## [Exercise objective]
The listing below should be copied in full, word for word.
# start of Data excerpts
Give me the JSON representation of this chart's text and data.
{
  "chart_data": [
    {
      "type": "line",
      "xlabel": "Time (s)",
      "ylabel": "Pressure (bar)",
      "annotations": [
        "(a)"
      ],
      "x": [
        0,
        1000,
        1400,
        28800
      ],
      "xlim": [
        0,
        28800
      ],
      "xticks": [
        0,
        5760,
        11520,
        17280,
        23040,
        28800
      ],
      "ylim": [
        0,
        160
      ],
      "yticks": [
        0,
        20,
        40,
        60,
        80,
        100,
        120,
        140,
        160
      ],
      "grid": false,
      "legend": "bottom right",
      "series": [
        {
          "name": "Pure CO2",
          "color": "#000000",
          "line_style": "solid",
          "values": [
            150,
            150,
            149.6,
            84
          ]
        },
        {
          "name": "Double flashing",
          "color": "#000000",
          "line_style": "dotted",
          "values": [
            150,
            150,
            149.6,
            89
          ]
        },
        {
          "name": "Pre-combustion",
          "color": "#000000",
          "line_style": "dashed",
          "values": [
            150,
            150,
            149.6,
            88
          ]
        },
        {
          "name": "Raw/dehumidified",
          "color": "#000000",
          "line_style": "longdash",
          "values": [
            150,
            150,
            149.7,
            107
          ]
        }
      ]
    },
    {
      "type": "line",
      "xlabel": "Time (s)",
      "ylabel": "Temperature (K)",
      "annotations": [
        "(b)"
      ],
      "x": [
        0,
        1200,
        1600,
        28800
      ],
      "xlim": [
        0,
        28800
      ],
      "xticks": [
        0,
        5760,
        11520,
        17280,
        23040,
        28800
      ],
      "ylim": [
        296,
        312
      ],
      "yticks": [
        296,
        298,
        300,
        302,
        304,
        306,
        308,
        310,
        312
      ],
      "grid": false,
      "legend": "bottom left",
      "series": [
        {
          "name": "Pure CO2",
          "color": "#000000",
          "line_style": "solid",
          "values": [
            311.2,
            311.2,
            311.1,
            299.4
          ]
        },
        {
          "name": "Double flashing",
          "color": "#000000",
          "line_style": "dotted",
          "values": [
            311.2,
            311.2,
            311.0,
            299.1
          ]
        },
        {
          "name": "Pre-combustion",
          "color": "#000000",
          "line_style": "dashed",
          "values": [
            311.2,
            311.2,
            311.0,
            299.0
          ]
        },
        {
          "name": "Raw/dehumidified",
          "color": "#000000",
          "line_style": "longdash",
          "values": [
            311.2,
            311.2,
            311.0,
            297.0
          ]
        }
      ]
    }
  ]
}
# end of Data excerpts
## [Worked answer]
Give me the JSON representation of this chart's text and data.
{
  "chart_data": [
    {
      "type": "line",
      "xlabel": "Time (s)",
      "ylabel": "Pressure (bar)",
      "annotations": [
        "(a)"
      ],
      "x": [
        0,
        1000,
        1400,
        28800
      ],
      "xlim": [
        0,
        28800
      ],
      "xticks": [
        0,
        5760,
        11520,
        17280,
        23040,
        28800
      ],
      "ylim": [
        0,
        160
      ],
      "yticks": [
        0,
        20,
        40,
        60,
        80,
        100,
        120,
        140,
        160
      ],
      "grid": false,
      "legend": "bottom right",
      "series": [
        {
          "name": "Pure CO2",
          "color": "#000000",
          "line_style": "solid",
          "values": [
            150,
            150,
            149.6,
            84
          ]
        },
        {
          "name": "Double flashing",
          "color": "#000000",
          "line_style": "dotted",
          "values": [
            150,
            150,
            149.6,
            89
          ]
        },
        {
          "name": "Pre-combustion",
          "color": "#000000",
          "line_style": "dashed",
          "values": [
            150,
            150,
            149.6,
            88
          ]
        },
        {
          "name": "Raw/dehumidified",
          "color": "#000000",
          "line_style": "longdash",
          "values": [
            150,
            150,
            149.7,
            107
          ]
        }
      ]
    },
    {
      "type": "line",
      "xlabel": "Time (s)",
      "ylabel": "Temperature (K)",
      "annotations": [
        "(b)"
      ],
      "x": [
        0,
        1200,
        1600,
        28800
      ],
      "xlim": [
        0,
        28800
      ],
      "xticks": [
        0,
        5760,
        11520,
        17280,
        23040,
        28800
      ],
      "ylim": [
        296,
        312
      ],
      "yticks": [
        296,
        298,
        300,
        302,
        304,
        306,
        308,
        310,
        312
      ],
      "grid": false,
      "legend": "bottom left",
      "series": [
        {
          "name": "Pure CO2",
          "color": "#000000",
          "line_style": "solid",
          "values": [
            311.2,
            311.2,
            311.1,
            299.4
          ]
        },
        {
          "name": "Double flashing",
          "color": "#000000",
          "line_style": "dotted",
          "values": [
            311.2,
            311.2,
            311.0,
            299.1
          ]
        },
        {
          "name": "Pre-combustion",
          "color": "#000000",
          "line_style": "dashed",
          "values": [
            311.2,
            311.2,
            311.0,
            299.0
          ]
        },
        {
          "name": "Raw/dehumidified",
          "color": "#000000",
          "line_style": "longdash",
          "values": [
            311.2,
            311.2,
            311.0,
            297.0
          ]
        }
      ]
    }
  ]
}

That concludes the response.